The “Previous” feature measures the number of contacts made with individuals before the tax credit program began. Unlike the first finding, those who were contacted more often prior to the program are more likely to take advantage of the tax credit than those with fewer prior interactions. This suggests that public awareness leading up to the program may significantly influence participation.
The inflation features shows that there seems to be a less likelihood of taking tax credit when the inflation rate is high.
Finally, the data shows that acceptance of the tax credit tends to be higher during periods of low unemployment (when the unemployment rate is negative). This implies that tax credits are more appealing in a strong economy, as individuals may be more willing to seek external resources for home purchases.
# Continuous Outcomes Visualization
housing %>%
dplyr::select(y, where(is.numeric), -X, -y_numeric) %>%
gather(Variable, value, -y) %>%
filter(!(Variable == "pdays" & value == 999)) %>%
ggplot(aes(y, value, fill=y)) +
geom_bar(position = "dodge", stat = "summary", fun.y = "mean") +
facet_wrap(~Variable, scales = "free", ncol=3, labeller = labeller(Variable = c(
`age` = "Age",
`previous` = "Contact before Campaign",
`unemploy_rate` = "Unemployment Rate",
`cons.price.idx` = "Consumer Price Index",
`cons.conf.idx` = "Consumer Confidence Index",
`campaign` = "Contacts for Campaign",
`inflation_rate` = "Inflation Rate",
`spent_on_repairs` = "Amount Spent on Repairs"))) +
scale_fill_manual(values = palette2) +
labs(x="Used Credit", y="Value",
title = "Feature associations with the likelihood of taking tax credit",
subtitle = "(Continous Outcomes, average value)")+
theme(legend.position = "none")
To gain a deeper insight into the distribution characteristics of these continuous variables and to facilitate comparisons among numeric features with varying scales, a density plot has been generated. This visualization uncovers surprising differences in the distributions of the Consumer Confidence Index, Consumer Price Index, and Amount Spent on Repairs between homeowners who accepted the tax credit and those who did not.

#### [Given entries]
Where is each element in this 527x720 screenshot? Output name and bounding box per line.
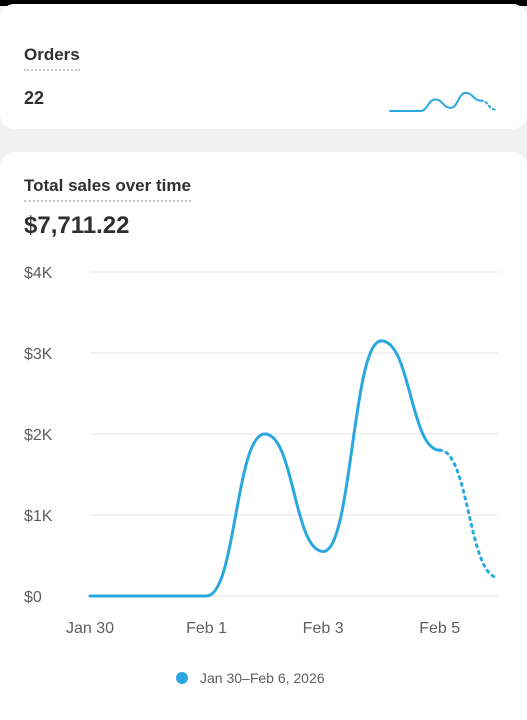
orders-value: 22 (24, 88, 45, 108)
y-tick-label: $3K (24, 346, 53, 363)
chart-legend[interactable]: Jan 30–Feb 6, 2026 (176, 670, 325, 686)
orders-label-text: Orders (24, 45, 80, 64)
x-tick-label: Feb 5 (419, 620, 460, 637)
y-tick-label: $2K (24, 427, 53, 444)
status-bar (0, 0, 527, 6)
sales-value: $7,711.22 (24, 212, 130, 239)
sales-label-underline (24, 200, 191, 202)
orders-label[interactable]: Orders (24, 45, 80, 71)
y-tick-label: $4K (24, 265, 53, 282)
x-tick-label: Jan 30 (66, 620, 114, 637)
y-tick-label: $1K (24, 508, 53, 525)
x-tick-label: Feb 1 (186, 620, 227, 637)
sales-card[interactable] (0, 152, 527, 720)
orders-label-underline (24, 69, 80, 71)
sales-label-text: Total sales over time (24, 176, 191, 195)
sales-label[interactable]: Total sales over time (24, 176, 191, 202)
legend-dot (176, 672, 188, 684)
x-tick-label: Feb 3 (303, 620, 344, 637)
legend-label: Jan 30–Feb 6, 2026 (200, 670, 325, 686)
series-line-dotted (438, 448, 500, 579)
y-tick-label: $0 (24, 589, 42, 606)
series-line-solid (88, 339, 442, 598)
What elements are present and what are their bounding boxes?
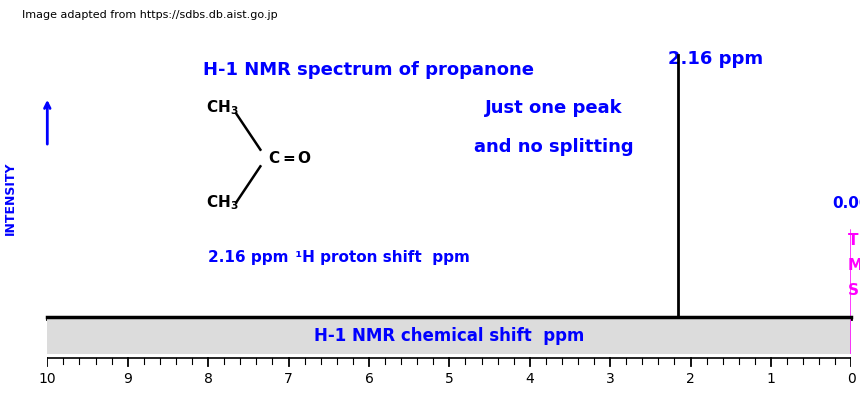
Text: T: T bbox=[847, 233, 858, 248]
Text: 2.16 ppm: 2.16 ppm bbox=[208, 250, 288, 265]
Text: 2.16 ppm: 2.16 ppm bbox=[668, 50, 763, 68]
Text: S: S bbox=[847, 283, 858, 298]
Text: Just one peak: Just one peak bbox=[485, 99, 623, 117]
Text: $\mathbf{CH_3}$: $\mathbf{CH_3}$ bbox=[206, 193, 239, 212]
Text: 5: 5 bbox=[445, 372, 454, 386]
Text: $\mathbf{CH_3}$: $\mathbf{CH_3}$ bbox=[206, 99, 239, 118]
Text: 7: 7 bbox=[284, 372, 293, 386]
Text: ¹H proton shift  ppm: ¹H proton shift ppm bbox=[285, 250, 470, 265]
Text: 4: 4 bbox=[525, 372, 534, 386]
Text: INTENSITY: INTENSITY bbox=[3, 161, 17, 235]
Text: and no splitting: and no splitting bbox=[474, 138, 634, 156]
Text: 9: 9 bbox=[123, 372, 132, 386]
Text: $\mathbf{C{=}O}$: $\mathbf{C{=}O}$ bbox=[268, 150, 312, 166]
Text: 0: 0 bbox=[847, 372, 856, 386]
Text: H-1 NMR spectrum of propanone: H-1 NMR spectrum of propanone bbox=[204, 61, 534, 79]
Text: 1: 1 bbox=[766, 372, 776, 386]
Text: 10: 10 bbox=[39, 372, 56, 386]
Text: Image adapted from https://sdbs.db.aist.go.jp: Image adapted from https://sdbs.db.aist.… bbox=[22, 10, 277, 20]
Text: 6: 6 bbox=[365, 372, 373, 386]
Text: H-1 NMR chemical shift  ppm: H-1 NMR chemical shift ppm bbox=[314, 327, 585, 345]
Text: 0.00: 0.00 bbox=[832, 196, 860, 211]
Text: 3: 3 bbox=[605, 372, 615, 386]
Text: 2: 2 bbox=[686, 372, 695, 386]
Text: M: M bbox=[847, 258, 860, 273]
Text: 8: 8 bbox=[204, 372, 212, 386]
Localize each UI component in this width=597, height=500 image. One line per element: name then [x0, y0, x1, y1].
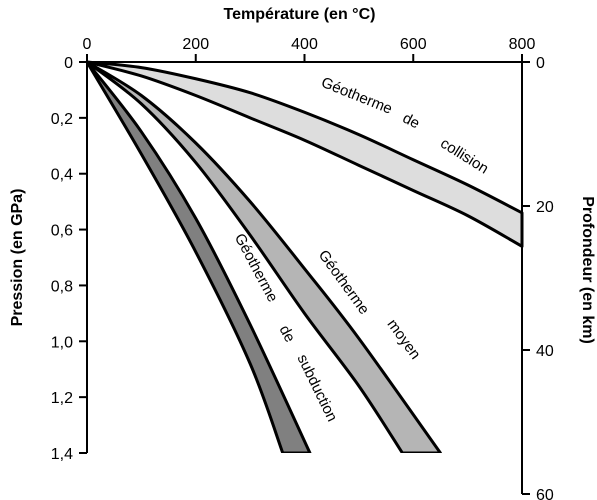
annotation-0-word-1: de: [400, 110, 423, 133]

#### [Set exercise A]
In the tax credit passage, what does the "Previous" feature measure?
#### [Set exercise B]
Print everything in the tax credit passage from "The inflation features" down to "for home purchases.".

#### [Exercise result A]
It measures the number of contacts made with individuals before the tax credit program began.

#### [Exercise result B]
The inflation features shows that there seems to be a less likelihood of taking tax credit when the inflation rate is high.
Finally, the data shows that acceptance of the tax credit tends to be higher during periods of low unemployment (when the unemployment rate is negative). This implies that tax credits are more appealing in a strong economy, as individuals may be more willing to seek external resources for home purchases.